■ **DIRECTIONS FOR THIS TASK**
Which lines in the data below contain the word "time"? Pull each of them out.

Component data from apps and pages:
☆ ☆ ☆ ☆
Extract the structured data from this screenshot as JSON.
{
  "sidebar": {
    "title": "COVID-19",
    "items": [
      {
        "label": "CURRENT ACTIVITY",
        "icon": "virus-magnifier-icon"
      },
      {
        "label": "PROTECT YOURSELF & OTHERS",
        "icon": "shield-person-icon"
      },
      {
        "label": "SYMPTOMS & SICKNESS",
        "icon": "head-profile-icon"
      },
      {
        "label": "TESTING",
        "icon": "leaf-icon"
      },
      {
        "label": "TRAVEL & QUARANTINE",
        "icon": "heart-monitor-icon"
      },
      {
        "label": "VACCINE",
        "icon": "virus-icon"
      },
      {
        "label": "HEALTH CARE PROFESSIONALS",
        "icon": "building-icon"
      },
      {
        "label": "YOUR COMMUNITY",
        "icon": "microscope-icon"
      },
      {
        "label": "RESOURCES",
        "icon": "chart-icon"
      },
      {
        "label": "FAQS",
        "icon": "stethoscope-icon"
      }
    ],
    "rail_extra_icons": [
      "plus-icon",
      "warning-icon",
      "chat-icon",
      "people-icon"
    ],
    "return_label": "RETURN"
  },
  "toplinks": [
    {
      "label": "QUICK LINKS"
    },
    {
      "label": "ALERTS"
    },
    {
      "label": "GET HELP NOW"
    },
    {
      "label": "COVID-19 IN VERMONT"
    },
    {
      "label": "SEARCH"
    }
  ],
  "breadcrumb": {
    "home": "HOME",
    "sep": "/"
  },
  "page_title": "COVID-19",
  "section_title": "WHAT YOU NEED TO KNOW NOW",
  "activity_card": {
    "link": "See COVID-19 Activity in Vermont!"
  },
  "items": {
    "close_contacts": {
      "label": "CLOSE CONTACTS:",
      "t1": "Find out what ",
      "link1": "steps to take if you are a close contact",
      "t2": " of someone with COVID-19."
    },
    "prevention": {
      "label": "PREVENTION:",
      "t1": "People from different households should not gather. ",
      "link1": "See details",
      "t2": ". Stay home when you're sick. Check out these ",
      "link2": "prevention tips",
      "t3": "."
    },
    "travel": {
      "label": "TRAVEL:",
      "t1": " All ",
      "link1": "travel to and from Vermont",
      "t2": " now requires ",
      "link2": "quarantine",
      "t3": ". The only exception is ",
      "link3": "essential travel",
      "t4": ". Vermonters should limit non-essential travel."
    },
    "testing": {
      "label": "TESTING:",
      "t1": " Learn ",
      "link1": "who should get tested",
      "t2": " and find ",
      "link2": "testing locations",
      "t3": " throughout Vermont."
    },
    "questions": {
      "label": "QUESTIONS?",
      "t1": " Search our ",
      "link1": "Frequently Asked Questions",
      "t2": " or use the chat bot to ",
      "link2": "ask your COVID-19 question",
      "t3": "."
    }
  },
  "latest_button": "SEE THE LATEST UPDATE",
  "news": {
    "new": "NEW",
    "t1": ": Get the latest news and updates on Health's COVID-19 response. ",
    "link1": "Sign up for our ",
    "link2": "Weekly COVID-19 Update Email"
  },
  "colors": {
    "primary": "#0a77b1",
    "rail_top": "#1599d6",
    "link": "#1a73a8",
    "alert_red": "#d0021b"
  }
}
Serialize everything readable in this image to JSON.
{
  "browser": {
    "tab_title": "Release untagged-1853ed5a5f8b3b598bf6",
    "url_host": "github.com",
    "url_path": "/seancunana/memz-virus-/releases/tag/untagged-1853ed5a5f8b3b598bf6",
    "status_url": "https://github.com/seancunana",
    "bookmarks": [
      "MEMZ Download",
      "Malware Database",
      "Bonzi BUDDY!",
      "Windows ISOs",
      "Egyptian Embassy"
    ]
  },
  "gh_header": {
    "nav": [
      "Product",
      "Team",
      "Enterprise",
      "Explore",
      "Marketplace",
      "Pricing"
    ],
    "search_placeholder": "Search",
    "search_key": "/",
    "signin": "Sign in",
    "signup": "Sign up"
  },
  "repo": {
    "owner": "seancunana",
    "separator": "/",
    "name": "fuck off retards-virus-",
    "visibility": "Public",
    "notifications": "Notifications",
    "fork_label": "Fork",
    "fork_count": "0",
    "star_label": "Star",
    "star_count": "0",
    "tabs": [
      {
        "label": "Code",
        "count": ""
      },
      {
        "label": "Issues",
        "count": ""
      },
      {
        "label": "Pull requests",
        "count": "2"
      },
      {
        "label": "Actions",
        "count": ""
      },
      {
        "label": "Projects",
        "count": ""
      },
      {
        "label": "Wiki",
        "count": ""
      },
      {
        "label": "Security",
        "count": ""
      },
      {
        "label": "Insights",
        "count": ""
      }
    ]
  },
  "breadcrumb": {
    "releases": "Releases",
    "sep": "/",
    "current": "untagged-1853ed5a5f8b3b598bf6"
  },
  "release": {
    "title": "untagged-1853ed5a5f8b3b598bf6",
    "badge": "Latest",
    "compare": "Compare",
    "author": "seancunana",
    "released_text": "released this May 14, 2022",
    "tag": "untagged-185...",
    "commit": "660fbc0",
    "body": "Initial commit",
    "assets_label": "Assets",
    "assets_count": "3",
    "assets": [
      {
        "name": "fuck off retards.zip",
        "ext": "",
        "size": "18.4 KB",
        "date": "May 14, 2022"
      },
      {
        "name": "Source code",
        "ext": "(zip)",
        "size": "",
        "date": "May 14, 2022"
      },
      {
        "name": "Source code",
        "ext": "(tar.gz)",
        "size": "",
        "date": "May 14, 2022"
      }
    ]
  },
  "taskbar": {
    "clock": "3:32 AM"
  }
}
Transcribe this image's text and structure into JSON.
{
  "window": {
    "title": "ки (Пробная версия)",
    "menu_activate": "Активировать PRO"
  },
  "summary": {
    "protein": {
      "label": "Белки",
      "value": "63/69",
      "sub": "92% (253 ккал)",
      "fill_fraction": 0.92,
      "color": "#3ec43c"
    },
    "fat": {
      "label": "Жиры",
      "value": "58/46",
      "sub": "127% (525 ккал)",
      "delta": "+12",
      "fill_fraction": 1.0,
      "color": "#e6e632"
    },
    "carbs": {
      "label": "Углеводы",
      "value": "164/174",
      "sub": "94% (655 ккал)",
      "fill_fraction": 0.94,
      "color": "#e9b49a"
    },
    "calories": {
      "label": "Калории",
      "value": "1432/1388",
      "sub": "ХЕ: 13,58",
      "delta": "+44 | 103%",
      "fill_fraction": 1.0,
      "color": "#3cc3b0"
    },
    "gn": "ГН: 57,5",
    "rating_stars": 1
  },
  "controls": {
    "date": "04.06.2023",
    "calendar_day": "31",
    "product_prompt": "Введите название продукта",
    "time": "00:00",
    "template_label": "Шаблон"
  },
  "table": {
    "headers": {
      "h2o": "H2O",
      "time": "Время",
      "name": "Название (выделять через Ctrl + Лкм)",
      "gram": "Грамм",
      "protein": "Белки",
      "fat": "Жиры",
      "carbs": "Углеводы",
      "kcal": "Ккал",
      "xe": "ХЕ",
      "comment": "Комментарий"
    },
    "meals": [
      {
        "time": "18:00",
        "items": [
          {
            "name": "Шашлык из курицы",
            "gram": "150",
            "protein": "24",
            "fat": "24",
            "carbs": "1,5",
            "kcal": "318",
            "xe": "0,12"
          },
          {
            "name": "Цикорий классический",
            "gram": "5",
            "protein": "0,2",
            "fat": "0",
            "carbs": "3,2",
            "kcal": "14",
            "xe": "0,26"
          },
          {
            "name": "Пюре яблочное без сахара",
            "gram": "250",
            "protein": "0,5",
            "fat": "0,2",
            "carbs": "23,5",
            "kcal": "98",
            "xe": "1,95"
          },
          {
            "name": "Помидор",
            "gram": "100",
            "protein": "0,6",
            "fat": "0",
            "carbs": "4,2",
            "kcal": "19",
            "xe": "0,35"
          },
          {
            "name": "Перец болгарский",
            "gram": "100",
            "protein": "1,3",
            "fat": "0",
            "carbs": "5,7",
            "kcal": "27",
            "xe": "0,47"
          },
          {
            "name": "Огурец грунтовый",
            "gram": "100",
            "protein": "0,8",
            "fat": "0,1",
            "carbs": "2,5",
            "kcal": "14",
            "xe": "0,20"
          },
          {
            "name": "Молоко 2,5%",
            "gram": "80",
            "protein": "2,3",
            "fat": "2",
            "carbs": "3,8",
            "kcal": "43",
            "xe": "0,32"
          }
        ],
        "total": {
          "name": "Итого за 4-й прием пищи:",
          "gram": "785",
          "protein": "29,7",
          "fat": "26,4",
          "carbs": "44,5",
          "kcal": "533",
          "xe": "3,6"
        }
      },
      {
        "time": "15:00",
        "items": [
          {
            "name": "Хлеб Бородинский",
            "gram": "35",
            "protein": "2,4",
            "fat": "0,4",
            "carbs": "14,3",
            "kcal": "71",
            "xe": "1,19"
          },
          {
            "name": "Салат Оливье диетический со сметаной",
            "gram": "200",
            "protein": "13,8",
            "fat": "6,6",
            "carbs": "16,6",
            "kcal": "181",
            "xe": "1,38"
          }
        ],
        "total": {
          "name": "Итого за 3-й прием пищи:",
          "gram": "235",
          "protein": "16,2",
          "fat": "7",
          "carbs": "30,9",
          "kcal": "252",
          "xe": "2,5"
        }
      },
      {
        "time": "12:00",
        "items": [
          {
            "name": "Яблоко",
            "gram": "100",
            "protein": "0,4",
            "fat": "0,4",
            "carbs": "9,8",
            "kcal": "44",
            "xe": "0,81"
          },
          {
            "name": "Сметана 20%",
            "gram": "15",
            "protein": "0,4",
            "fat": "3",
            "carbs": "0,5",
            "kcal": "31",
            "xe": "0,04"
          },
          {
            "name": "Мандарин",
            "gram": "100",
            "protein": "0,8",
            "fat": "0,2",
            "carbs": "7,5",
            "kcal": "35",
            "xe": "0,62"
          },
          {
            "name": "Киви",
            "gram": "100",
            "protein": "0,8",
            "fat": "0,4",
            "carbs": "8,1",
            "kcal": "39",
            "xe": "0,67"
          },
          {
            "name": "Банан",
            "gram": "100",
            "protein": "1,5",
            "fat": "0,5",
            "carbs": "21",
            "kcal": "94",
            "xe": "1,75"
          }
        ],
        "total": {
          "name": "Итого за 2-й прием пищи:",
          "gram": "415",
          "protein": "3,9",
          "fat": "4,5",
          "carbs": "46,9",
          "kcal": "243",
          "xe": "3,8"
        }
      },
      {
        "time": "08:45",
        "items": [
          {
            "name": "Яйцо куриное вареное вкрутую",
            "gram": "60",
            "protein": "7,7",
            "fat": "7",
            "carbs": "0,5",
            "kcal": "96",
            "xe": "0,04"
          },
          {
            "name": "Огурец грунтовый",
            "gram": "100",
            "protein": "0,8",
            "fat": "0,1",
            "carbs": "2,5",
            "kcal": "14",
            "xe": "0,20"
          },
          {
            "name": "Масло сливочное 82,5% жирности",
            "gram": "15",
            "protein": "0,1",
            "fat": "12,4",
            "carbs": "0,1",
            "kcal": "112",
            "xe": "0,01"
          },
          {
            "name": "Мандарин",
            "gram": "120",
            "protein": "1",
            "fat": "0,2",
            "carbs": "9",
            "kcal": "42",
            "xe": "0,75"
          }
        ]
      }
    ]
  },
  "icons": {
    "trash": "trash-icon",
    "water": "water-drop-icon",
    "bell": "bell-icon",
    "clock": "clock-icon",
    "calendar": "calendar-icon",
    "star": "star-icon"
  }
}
☆ ☆ ☆ ☆
■ **EXERCISE SOLUTION**
    "time": "00:00",
      "time": "Время",
        "time": "18:00",
        "time": "15:00",
        "time": "12:00",
        "time": "08:45",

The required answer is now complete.